*** Provided records ***

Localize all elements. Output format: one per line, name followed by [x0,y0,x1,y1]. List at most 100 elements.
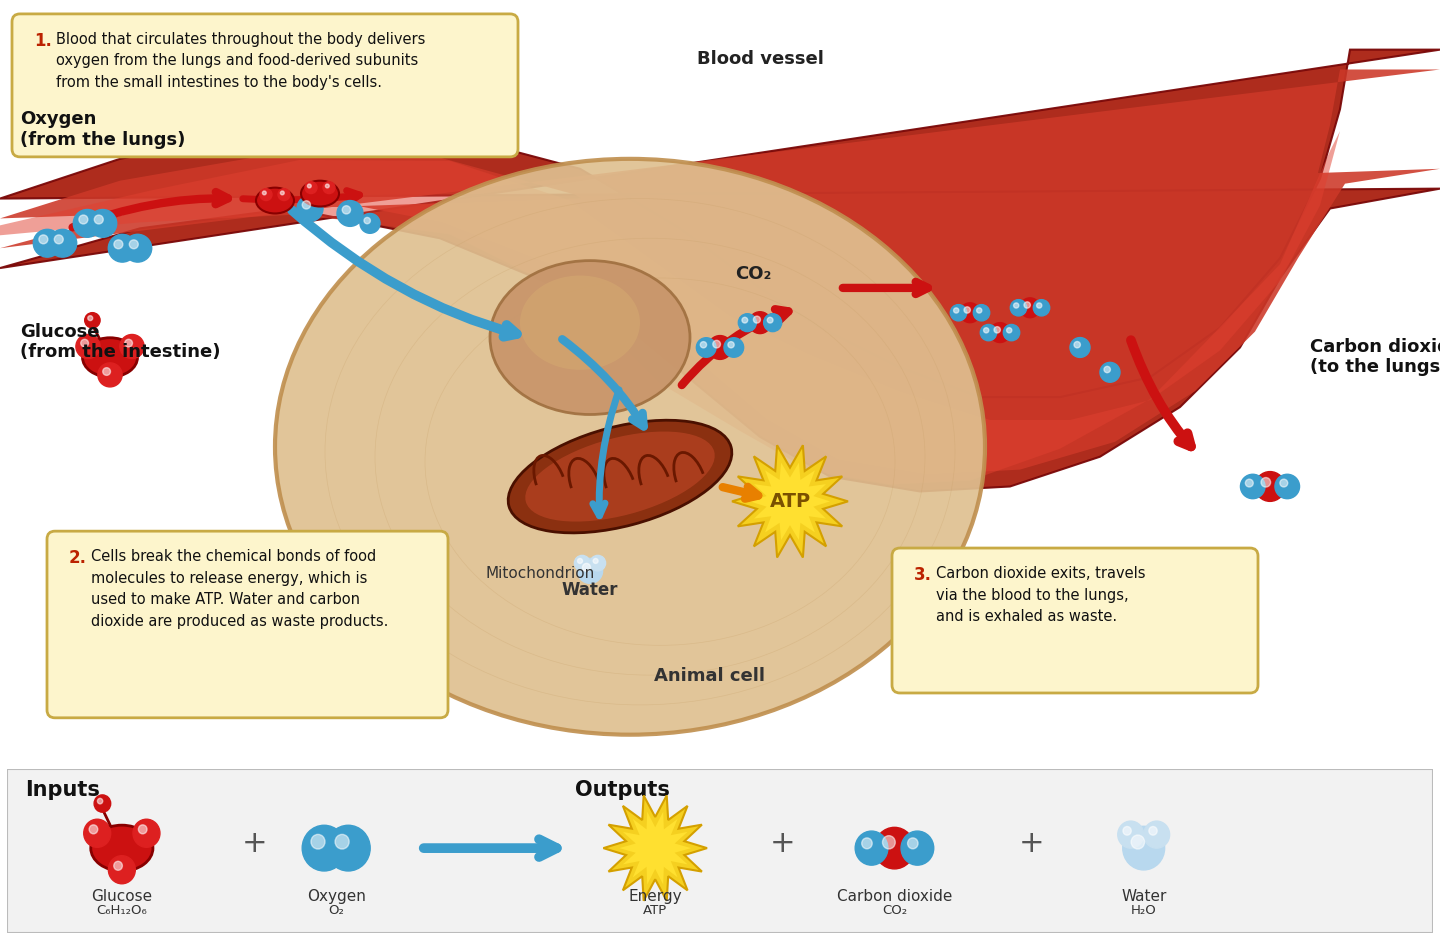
Circle shape [278,189,289,201]
Circle shape [124,234,151,262]
Text: Cells break the chemical bonds of food
molecules to release energy, which is
use: Cells break the chemical bonds of food m… [91,549,389,628]
Circle shape [262,191,266,195]
Circle shape [102,368,111,375]
Circle shape [950,305,966,321]
Circle shape [130,240,138,249]
Text: H₂O: H₂O [1130,903,1156,916]
Circle shape [1004,325,1020,340]
Circle shape [325,184,330,188]
Circle shape [994,326,1001,333]
Ellipse shape [82,338,137,377]
Circle shape [963,307,971,313]
Circle shape [768,317,773,323]
Circle shape [94,215,104,224]
Circle shape [1123,826,1132,835]
Circle shape [81,340,88,347]
Text: Animal cell: Animal cell [655,667,766,685]
Text: Carbon dioxide
(to the lungs): Carbon dioxide (to the lungs) [1310,338,1440,376]
Circle shape [302,825,346,871]
Circle shape [713,340,720,348]
Circle shape [960,303,981,323]
Circle shape [49,230,76,257]
Circle shape [261,189,272,201]
Text: CO₂: CO₂ [734,265,772,283]
Text: Inputs: Inputs [24,779,99,799]
Text: Glucose: Glucose [91,889,153,904]
Circle shape [984,327,989,333]
Circle shape [1100,362,1120,383]
Text: +: + [1020,829,1045,858]
Circle shape [907,838,919,849]
Circle shape [120,335,144,358]
Polygon shape [603,795,707,900]
Circle shape [700,341,707,348]
Text: Blood vessel: Blood vessel [697,50,824,68]
Circle shape [590,555,606,571]
Circle shape [749,311,770,334]
Circle shape [55,234,63,244]
Circle shape [1246,479,1253,487]
Circle shape [89,209,117,237]
Circle shape [281,191,284,195]
Circle shape [991,323,1009,342]
Circle shape [94,794,111,812]
Text: Water: Water [562,581,618,598]
Circle shape [1070,338,1090,357]
FancyBboxPatch shape [891,548,1259,693]
Ellipse shape [275,159,985,734]
Circle shape [1037,303,1041,308]
Circle shape [1074,341,1080,348]
Text: Mitochondrion: Mitochondrion [485,566,595,581]
Circle shape [132,819,160,847]
Text: +: + [242,829,268,858]
Circle shape [739,313,756,332]
Polygon shape [0,131,1341,485]
Circle shape [763,313,782,332]
Circle shape [1149,826,1158,835]
Circle shape [883,836,896,849]
Text: Blood that circulates throughout the body delivers
oxygen from the lungs and foo: Blood that circulates throughout the bod… [56,32,425,90]
Circle shape [1007,327,1012,333]
Circle shape [1143,821,1169,848]
Circle shape [1024,302,1031,309]
Circle shape [1020,298,1040,318]
Circle shape [73,209,101,237]
Ellipse shape [508,420,732,533]
Circle shape [1014,303,1020,308]
Circle shape [953,308,959,313]
Text: Energy: Energy [628,889,683,904]
Circle shape [1011,299,1027,316]
Circle shape [98,363,122,386]
Circle shape [89,825,98,834]
Text: Water: Water [1120,889,1166,904]
Ellipse shape [520,276,639,370]
Circle shape [861,838,873,849]
Circle shape [79,215,88,224]
Text: +: + [770,829,796,858]
Circle shape [1117,821,1143,848]
Circle shape [336,835,348,849]
FancyBboxPatch shape [7,769,1433,933]
Circle shape [855,831,888,865]
Circle shape [1123,826,1165,870]
Circle shape [76,335,101,358]
Circle shape [1274,475,1299,499]
Circle shape [108,855,135,884]
Circle shape [901,831,933,865]
Text: 3.: 3. [914,566,932,584]
Text: Glucose
(from the intestine): Glucose (from the intestine) [20,323,220,361]
Circle shape [981,325,996,340]
Circle shape [125,340,132,347]
Circle shape [98,798,102,804]
Text: ATP: ATP [644,903,667,916]
Ellipse shape [301,181,338,206]
Text: Carbon dioxide: Carbon dioxide [837,889,952,904]
Text: ATP: ATP [769,492,811,511]
Circle shape [1261,477,1270,487]
Text: 2.: 2. [69,549,86,567]
Circle shape [1280,479,1287,487]
Circle shape [727,341,734,348]
Circle shape [138,825,147,834]
Circle shape [327,825,370,871]
Circle shape [697,338,716,357]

*** End of Provided records ***

Would you return the material above exactly, apart from its pictures?

Localize all elements. Output format: one per line, name followed by [x0,y0,x1,y1]. List at most 100 elements.
Circle shape [278,189,289,201]
Circle shape [124,234,151,262]
Text: Cells break the chemical bonds of food
molecules to release energy, which is
use: Cells break the chemical bonds of food m… [91,549,389,628]
Circle shape [262,191,266,195]
Circle shape [102,368,111,375]
Circle shape [950,305,966,321]
Circle shape [130,240,138,249]
Text: H₂O: H₂O [1130,903,1156,916]
Circle shape [1004,325,1020,340]
Circle shape [325,184,330,188]
Circle shape [994,326,1001,333]
Ellipse shape [82,338,137,377]
Circle shape [963,307,971,313]
Circle shape [768,317,773,323]
Circle shape [94,215,104,224]
Circle shape [1123,826,1132,835]
Circle shape [81,340,88,347]
Text: Animal cell: Animal cell [655,667,766,685]
Text: Carbon dioxide
(to the lungs): Carbon dioxide (to the lungs) [1310,338,1440,376]
Circle shape [302,825,346,871]
Circle shape [713,340,720,348]
Circle shape [960,303,981,323]
Circle shape [49,230,76,257]
Circle shape [261,189,272,201]
Text: CO₂: CO₂ [734,265,772,283]
Text: Inputs: Inputs [24,779,99,799]
Text: Glucose: Glucose [91,889,153,904]
Circle shape [984,327,989,333]
Circle shape [1100,362,1120,383]
Text: +: + [1020,829,1045,858]
Circle shape [907,838,919,849]
Circle shape [120,335,144,358]
Polygon shape [603,795,707,900]
Circle shape [700,341,707,348]
Text: Blood vessel: Blood vessel [697,50,824,68]
Circle shape [590,555,606,571]
Circle shape [749,311,770,334]
Circle shape [55,234,63,244]
Circle shape [1246,479,1253,487]
Circle shape [89,209,117,237]
Circle shape [281,191,284,195]
Circle shape [991,323,1009,342]
Circle shape [94,794,111,812]
Text: Water: Water [562,581,618,598]
Circle shape [1070,338,1090,357]
FancyBboxPatch shape [891,548,1259,693]
Ellipse shape [275,159,985,734]
Circle shape [1037,303,1041,308]
Circle shape [1074,341,1080,348]
Text: Mitochondrion: Mitochondrion [485,566,595,581]
Circle shape [132,819,160,847]
Text: +: + [242,829,268,858]
Circle shape [739,313,756,332]
Polygon shape [0,131,1341,485]
Circle shape [763,313,782,332]
Circle shape [1149,826,1158,835]
Circle shape [883,836,896,849]
Text: Blood that circulates throughout the body delivers
oxygen from the lungs and foo: Blood that circulates throughout the bod… [56,32,425,90]
Circle shape [1007,327,1012,333]
Circle shape [1143,821,1169,848]
Circle shape [1024,302,1031,309]
Circle shape [1020,298,1040,318]
Circle shape [73,209,101,237]
Ellipse shape [508,420,732,533]
Circle shape [1014,303,1020,308]
Circle shape [953,308,959,313]
Text: Energy: Energy [628,889,683,904]
Circle shape [1011,299,1027,316]
Circle shape [98,363,122,386]
Circle shape [89,825,98,834]
Text: Water: Water [1120,889,1166,904]
Ellipse shape [520,276,639,370]
Circle shape [861,838,873,849]
Circle shape [79,215,88,224]
Text: +: + [770,829,796,858]
Circle shape [1117,821,1143,848]
Circle shape [336,835,348,849]
FancyBboxPatch shape [7,769,1433,933]
Circle shape [855,831,888,865]
Circle shape [1123,826,1165,870]
Circle shape [76,335,101,358]
Circle shape [1274,475,1299,499]
Circle shape [108,855,135,884]
Circle shape [901,831,933,865]
Text: 3.: 3. [914,566,932,584]
Text: Glucose
(from the intestine): Glucose (from the intestine) [20,323,220,361]
Circle shape [981,325,996,340]
Circle shape [125,340,132,347]
Circle shape [98,798,102,804]
Text: ATP: ATP [644,903,667,916]
Ellipse shape [301,181,338,206]
Text: Carbon dioxide: Carbon dioxide [837,889,952,904]
Text: ATP: ATP [769,492,811,511]
Circle shape [1261,477,1270,487]
Text: 2.: 2. [69,549,86,567]
Circle shape [1280,479,1287,487]
Circle shape [727,341,734,348]
Circle shape [138,825,147,834]
Circle shape [327,825,370,871]
Circle shape [697,338,716,357]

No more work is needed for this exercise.